## Activity
The full listing is needed, transcribed word for word.

## Provided material
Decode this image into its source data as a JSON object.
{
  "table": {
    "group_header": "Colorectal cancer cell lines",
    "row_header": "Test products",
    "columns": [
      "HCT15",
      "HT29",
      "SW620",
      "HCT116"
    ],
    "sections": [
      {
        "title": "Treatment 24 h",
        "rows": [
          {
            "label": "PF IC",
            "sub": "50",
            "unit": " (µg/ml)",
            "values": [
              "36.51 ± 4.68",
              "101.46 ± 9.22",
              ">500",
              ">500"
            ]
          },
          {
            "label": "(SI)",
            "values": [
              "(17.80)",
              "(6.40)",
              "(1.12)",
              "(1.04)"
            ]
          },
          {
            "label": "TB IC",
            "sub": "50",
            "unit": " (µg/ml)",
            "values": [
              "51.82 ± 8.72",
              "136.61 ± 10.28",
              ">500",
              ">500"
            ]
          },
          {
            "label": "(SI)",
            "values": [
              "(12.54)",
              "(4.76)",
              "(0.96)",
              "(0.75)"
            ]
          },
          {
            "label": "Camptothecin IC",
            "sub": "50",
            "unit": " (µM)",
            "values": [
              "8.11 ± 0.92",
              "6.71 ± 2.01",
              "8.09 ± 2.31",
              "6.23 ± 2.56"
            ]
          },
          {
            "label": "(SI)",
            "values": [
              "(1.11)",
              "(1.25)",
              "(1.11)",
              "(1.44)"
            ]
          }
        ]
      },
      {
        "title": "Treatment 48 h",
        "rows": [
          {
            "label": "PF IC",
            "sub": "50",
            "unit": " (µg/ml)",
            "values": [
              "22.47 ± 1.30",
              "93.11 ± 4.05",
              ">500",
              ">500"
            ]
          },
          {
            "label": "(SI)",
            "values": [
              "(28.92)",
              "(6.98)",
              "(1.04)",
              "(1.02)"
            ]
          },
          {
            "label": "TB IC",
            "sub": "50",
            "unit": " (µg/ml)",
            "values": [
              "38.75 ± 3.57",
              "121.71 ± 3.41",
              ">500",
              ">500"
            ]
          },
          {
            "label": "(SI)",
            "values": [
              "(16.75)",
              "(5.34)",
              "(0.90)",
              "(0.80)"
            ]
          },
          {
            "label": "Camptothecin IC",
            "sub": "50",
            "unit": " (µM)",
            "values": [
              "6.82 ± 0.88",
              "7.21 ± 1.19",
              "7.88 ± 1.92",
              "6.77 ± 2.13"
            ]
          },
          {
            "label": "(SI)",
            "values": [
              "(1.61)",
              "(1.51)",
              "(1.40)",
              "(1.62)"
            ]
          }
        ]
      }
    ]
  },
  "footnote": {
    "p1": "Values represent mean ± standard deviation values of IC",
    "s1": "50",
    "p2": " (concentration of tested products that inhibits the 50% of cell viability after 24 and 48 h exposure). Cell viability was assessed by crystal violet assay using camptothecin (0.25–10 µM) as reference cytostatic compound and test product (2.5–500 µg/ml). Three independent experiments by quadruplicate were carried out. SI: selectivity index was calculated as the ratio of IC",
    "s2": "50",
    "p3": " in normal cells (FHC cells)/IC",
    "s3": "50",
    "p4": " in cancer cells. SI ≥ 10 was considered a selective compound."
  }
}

## Answer to this exercise
Decode this image into its source data as a JSON object.
{
  "table": {
    "group_header": "Colorectal cancer cell lines",
    "row_header": "Test products",
    "columns": [
      "HCT15",
      "HT29",
      "SW620",
      "HCT116"
    ],
    "sections": [
      {
        "title": "Treatment 24 h",
        "rows": [
          {
            "label": "PF IC",
            "sub": "50",
            "unit": " (µg/ml)",
            "values": [
              "36.51 ± 4.68",
              "101.46 ± 9.22",
              ">500",
              ">500"
            ]
          },
          {
            "label": "(SI)",
            "values": [
              "(17.80)",
              "(6.40)",
              "(1.12)",
              "(1.04)"
            ]
          },
          {
            "label": "TB IC",
            "sub": "50",
            "unit": " (µg/ml)",
            "values": [
              "51.82 ± 8.72",
              "136.61 ± 10.28",
              ">500",
              ">500"
            ]
          },
          {
            "label": "(SI)",
            "values": [
              "(12.54)",
              "(4.76)",
              "(0.96)",
              "(0.75)"
            ]
          },
          {
            "label": "Camptothecin IC",
            "sub": "50",
            "unit": " (µM)",
            "values": [
              "8.11 ± 0.92",
              "6.71 ± 2.01",
              "8.09 ± 2.31",
              "6.23 ± 2.56"
            ]
          },
          {
            "label": "(SI)",
            "values": [
              "(1.11)",
              "(1.25)",
              "(1.11)",
              "(1.44)"
            ]
          }
        ]
      },
      {
        "title": "Treatment 48 h",
        "rows": [
          {
            "label": "PF IC",
            "sub": "50",
            "unit": " (µg/ml)",
            "values": [
              "22.47 ± 1.30",
              "93.11 ± 4.05",
              ">500",
              ">500"
            ]
          },
          {
            "label": "(SI)",
            "values": [
              "(28.92)",
              "(6.98)",
              "(1.04)",
              "(1.02)"
            ]
          },
          {
            "label": "TB IC",
            "sub": "50",
            "unit": " (µg/ml)",
            "values": [
              "38.75 ± 3.57",
              "121.71 ± 3.41",
              ">500",
              ">500"
            ]
          },
          {
            "label": "(SI)",
            "values": [
              "(16.75)",
              "(5.34)",
              "(0.90)",
              "(0.80)"
            ]
          },
          {
            "label": "Camptothecin IC",
            "sub": "50",
            "unit": " (µM)",
            "values": [
              "6.82 ± 0.88",
              "7.21 ± 1.19",
              "7.88 ± 1.92",
              "6.77 ± 2.13"
            ]
          },
          {
            "label": "(SI)",
            "values": [
              "(1.61)",
              "(1.51)",
              "(1.40)",
              "(1.62)"
            ]
          }
        ]
      }
    ]
  },
  "footnote": {
    "p1": "Values represent mean ± standard deviation values of IC",
    "s1": "50",
    "p2": " (concentration of tested products that inhibits the 50% of cell viability after 24 and 48 h exposure). Cell viability was assessed by crystal violet assay using camptothecin (0.25–10 µM) as reference cytostatic compound and test product (2.5–500 µg/ml). Three independent experiments by quadruplicate were carried out. SI: selectivity index was calculated as the ratio of IC",
    "s2": "50",
    "p3": " in normal cells (FHC cells)/IC",
    "s3": "50",
    "p4": " in cancer cells. SI ≥ 10 was considered a selective compound."
  }
}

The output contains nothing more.